## YOUR INSTRUCTIONS
Pull out the data below starting with the line containing "- plot-frame: [57, 20, 439, 303]" and going on through the line containing "- data-point-merged: [245, 104, 251, 110]", both included, and reproduce those lines word for word.

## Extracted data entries

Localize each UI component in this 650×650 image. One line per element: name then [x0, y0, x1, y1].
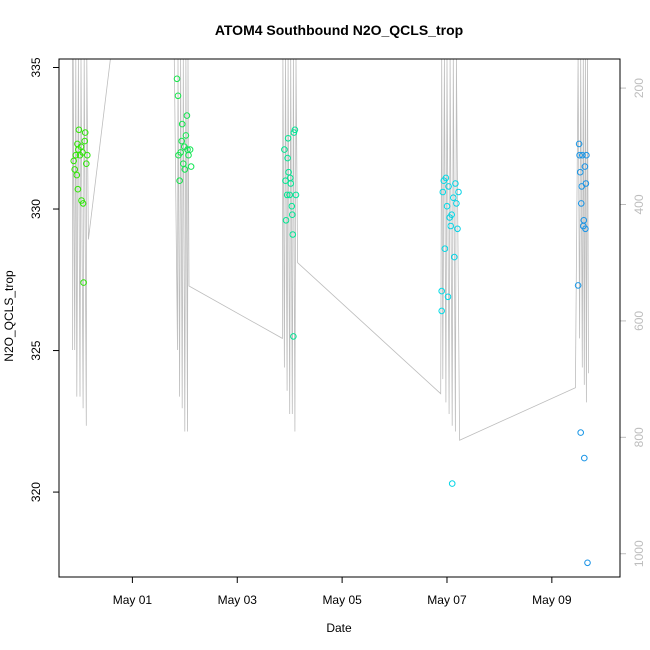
data-point-74 [577, 429, 585, 436]
points-layer [70, 75, 591, 567]
data-point-55 [442, 174, 450, 182]
data-point-50 [292, 191, 300, 199]
data-point-69 [438, 287, 446, 295]
pressure-line [72, 59, 589, 441]
data-point-21 [176, 177, 183, 184]
data-point-39 [284, 135, 292, 142]
data-point-51 [438, 307, 446, 315]
data-point-43 [287, 180, 295, 187]
data-point-15 [81, 129, 89, 136]
data-point-7 [75, 126, 83, 134]
data-point-47 [290, 333, 297, 340]
data-point-80 [581, 454, 588, 462]
data-point-36 [282, 217, 290, 224]
data-point-38 [284, 154, 291, 162]
data-point-67 [454, 225, 461, 233]
data-point-58 [445, 183, 452, 190]
data-point-34 [281, 146, 288, 153]
y2-tick-label-1: 400 [632, 194, 646, 214]
x-tick-label-2: May 05 [322, 593, 362, 607]
data-point-1 [71, 166, 78, 173]
data-point-32 [186, 146, 194, 153]
y-tick-label-3: 335 [29, 57, 43, 77]
data-point-16 [83, 160, 90, 167]
data-point-71 [575, 140, 583, 148]
data-point-83 [582, 180, 590, 187]
data-point-45 [289, 211, 296, 218]
data-point-12 [79, 200, 87, 207]
y2-tick-label-2: 600 [632, 311, 646, 331]
data-point-9 [77, 143, 85, 150]
data-point-85 [584, 559, 591, 567]
data-point-3 [73, 171, 81, 179]
chart-title: ATOM4 Southbound N2O_QCLS_trop [215, 22, 463, 38]
data-point-79 [580, 217, 588, 224]
data-point-14 [81, 137, 88, 145]
y-tick-label-1: 325 [29, 340, 43, 360]
x-tick-label-1: May 03 [218, 593, 258, 607]
data-point-2 [72, 151, 80, 159]
x-tick-label-0: May 01 [113, 593, 153, 607]
data-point-62 [448, 480, 456, 487]
data-point-35 [282, 177, 289, 184]
x-axis-label: Date [326, 621, 352, 635]
pressure-line-layer [72, 59, 589, 441]
data-point-82 [582, 225, 589, 233]
y2-tick-label-3: 800 [632, 427, 646, 447]
data-point-13 [80, 279, 87, 286]
data-point-60 [447, 222, 455, 230]
data-point-64 [451, 253, 458, 261]
plot-frame [58, 58, 621, 578]
data-point-33 [187, 163, 195, 170]
data-point-41 [286, 191, 294, 199]
data-point-11 [79, 149, 86, 156]
x-tick-label-3: May 07 [427, 593, 467, 607]
data-point-18 [173, 75, 181, 83]
data-point-24 [178, 120, 186, 128]
y-tick-label-0: 320 [29, 482, 43, 502]
data-point-48 [290, 129, 298, 136]
data-point-52 [439, 188, 447, 196]
data-point-46 [289, 231, 297, 238]
data-point-17 [84, 151, 91, 159]
data-point-57 [444, 293, 452, 301]
y2-tick-label-0: 200 [632, 78, 646, 98]
data-point-66 [453, 200, 460, 207]
data-point-22 [177, 149, 184, 156]
data-point-54 [441, 245, 449, 252]
data-point-75 [577, 200, 585, 207]
data-point-81 [581, 163, 589, 170]
data-point-63 [450, 194, 457, 201]
y-tick-label-2: 330 [29, 199, 43, 219]
y-axis-label: N2O_QCLS_trop [2, 270, 16, 362]
y2-tick-label-4: 1000 [632, 540, 646, 567]
data-point-40 [285, 168, 292, 176]
data-point-68 [455, 188, 462, 196]
data-point-27 [181, 166, 189, 173]
data-point-28 [182, 132, 190, 139]
data-point-29 [183, 112, 191, 119]
data-point-72 [576, 151, 583, 159]
data-point-37 [283, 191, 291, 199]
data-point-77 [579, 151, 586, 159]
data-point-56 [443, 202, 451, 210]
data-point-61 [448, 211, 456, 218]
data-point-65 [452, 180, 459, 187]
data-point-70 [574, 282, 582, 289]
data-point-0 [70, 157, 77, 165]
x-tick-label-4: May 09 [532, 593, 572, 607]
data-point-23 [178, 137, 185, 145]
data-point-49 [291, 126, 299, 134]
data-point-19 [174, 92, 182, 100]
data-point-44 [288, 202, 296, 210]
axes-layer: May 01 May 03 May 05 May 07 May 09 320 325 330 3… [29, 57, 646, 607]
data-point-84 [583, 151, 590, 159]
data-point-5 [74, 185, 82, 193]
data-point-73 [576, 168, 584, 176]
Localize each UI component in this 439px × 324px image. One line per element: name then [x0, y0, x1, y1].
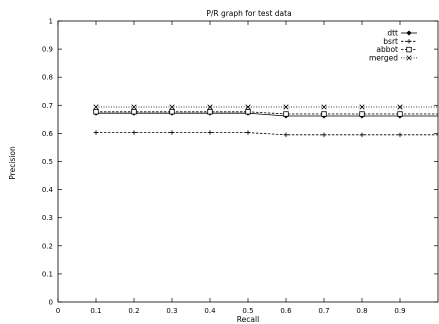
- plot-frame: [57, 20, 439, 303]
- series-line-dtt: [96, 112, 438, 117]
- legend-label-abbot: abbot: [376, 45, 398, 54]
- data-point-merged: [321, 104, 327, 110]
- y-tick-label: 0.4: [42, 186, 54, 194]
- y-tick-label: 0.8: [42, 74, 53, 82]
- data-point-merged: [93, 104, 99, 110]
- y-tick-label: 0.1: [42, 270, 53, 278]
- data-point-merged: [359, 104, 365, 110]
- x-tick-label: 0.3: [166, 307, 177, 315]
- legend-label-merged: merged: [369, 53, 398, 62]
- x-tick-label: 0.2: [128, 307, 139, 315]
- x-tick-label: 0.9: [394, 307, 405, 315]
- data-point-merged: [245, 104, 251, 110]
- data-point-bsrt: [169, 130, 175, 135]
- x-tick-label: 0.4: [204, 307, 216, 315]
- data-point-abbot: [131, 109, 137, 115]
- data-point-bsrt: [93, 130, 99, 135]
- legend-marker-merged: [406, 55, 412, 61]
- y-tick-label: 0.5: [42, 158, 53, 166]
- chart-title: P/R graph for test data: [206, 9, 291, 18]
- data-point-merged: [207, 104, 213, 110]
- data-point-abbot: [245, 109, 251, 115]
- y-tick-label: 0.7: [42, 102, 53, 110]
- legend-marker-dtt: [406, 30, 412, 36]
- legend-label-bsrt: bsrt: [383, 37, 398, 46]
- data-point-abbot: [207, 109, 213, 115]
- legend-marker-abbot: [406, 46, 412, 53]
- data-point-abbot: [283, 111, 289, 117]
- x-tick-label: 0.1: [90, 307, 101, 315]
- data-point-bsrt: [397, 132, 403, 138]
- data-point-bsrt: [245, 130, 251, 135]
- x-tick-label: 0.5: [242, 307, 253, 315]
- series-layer: [93, 104, 438, 138]
- series-abbot: [93, 109, 438, 117]
- data-point-bsrt: [321, 132, 327, 138]
- y-tick-label: 0: [49, 299, 53, 307]
- data-point-merged: [283, 104, 289, 110]
- y-tick-label: 0.6: [42, 130, 54, 138]
- data-point-abbot: [93, 109, 99, 115]
- x-tick-label: 0.7: [318, 307, 329, 315]
- legend-label-dtt: dtt: [387, 29, 398, 38]
- data-point-merged: [131, 104, 137, 110]
- axes-group: 0 0.1 0.2 0.3 0.4 0.5 0.6 0.7 0.8 0.9 1 0 0.1 0.2 0.3 0…: [42, 18, 439, 315]
- x-tick-label: 0.6: [280, 307, 292, 315]
- series-merged: [93, 104, 438, 110]
- series-bsrt: [93, 130, 438, 138]
- y-tick-label: 1: [49, 18, 53, 26]
- y-axis-label: Precision: [8, 146, 17, 180]
- y-tick-label: 0.3: [42, 214, 53, 222]
- data-point-bsrt: [283, 132, 289, 138]
- series-line-bsrt: [96, 132, 438, 136]
- data-point-abbot: [397, 111, 403, 117]
- data-point-merged: [397, 104, 403, 110]
- data-point-bsrt: [207, 130, 213, 135]
- data-point-abbot: [359, 111, 365, 117]
- data-point-abbot: [169, 109, 175, 115]
- data-point-abbot: [321, 111, 327, 117]
- x-tick-label: 0.8: [356, 307, 367, 315]
- x-axis-label: Recall: [237, 315, 259, 324]
- data-point-bsrt: [131, 130, 137, 135]
- data-point-merged: [169, 104, 175, 110]
- legend-marker-bsrt: [406, 39, 412, 44]
- x-tick-label: 0: [56, 307, 60, 315]
- y-tick-label: 0.2: [42, 242, 53, 250]
- y-tick-label: 0.9: [42, 46, 53, 54]
- series-line-abbot: [96, 111, 438, 115]
- data-point-bsrt: [359, 132, 365, 138]
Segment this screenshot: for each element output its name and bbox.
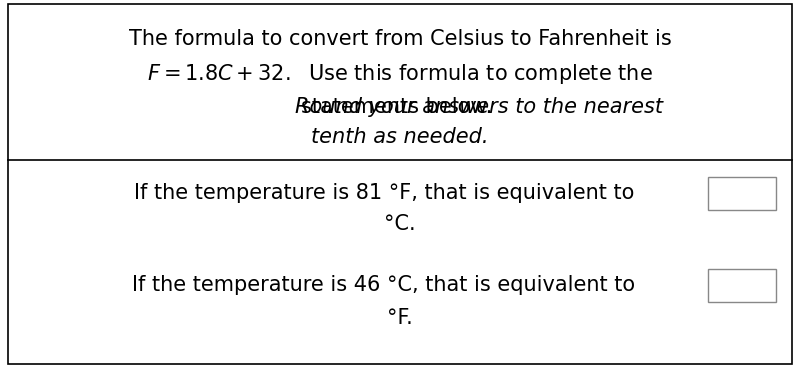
Text: °F.: °F. [387,308,413,328]
Text: statements below.: statements below. [301,97,499,117]
Text: Round your answers to the nearest: Round your answers to the nearest [137,97,663,117]
FancyBboxPatch shape [8,4,792,364]
Text: The formula to convert from Celsius to Fahrenheit is: The formula to convert from Celsius to F… [129,29,671,49]
Text: tenth as needed.: tenth as needed. [311,127,489,147]
Text: °C.: °C. [384,215,416,234]
Text: If the temperature is 46 °C, that is equivalent to: If the temperature is 46 °C, that is equ… [133,275,635,295]
Text: If the temperature is 81 °F, that is equivalent to: If the temperature is 81 °F, that is equ… [134,183,634,203]
FancyBboxPatch shape [708,269,776,302]
Text: $F = 1.8C + 32.$  Use this formula to complete the: $F = 1.8C + 32.$ Use this formula to com… [147,61,653,86]
FancyBboxPatch shape [708,177,776,210]
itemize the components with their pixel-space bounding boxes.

## PROBLEM SOLUTION
- plot-frame: [57, 20, 439, 303]
- series-line-dtt: [96, 112, 438, 117]
- legend-label-abbot: abbot: [376, 45, 398, 54]
- data-point-merged: [321, 104, 327, 110]
- y-tick-label: 0.4: [42, 186, 54, 194]
- y-tick-label: 0.8: [42, 74, 53, 82]
- data-point-merged: [93, 104, 99, 110]
- y-tick-label: 0.1: [42, 270, 53, 278]
- data-point-merged: [359, 104, 365, 110]
- x-tick-label: 0.3: [166, 307, 177, 315]
- legend-label-merged: merged: [369, 53, 398, 62]
- x-tick-label: 0.2: [128, 307, 139, 315]
- x-tick-label: 0.9: [394, 307, 405, 315]
- data-point-merged: [245, 104, 251, 110]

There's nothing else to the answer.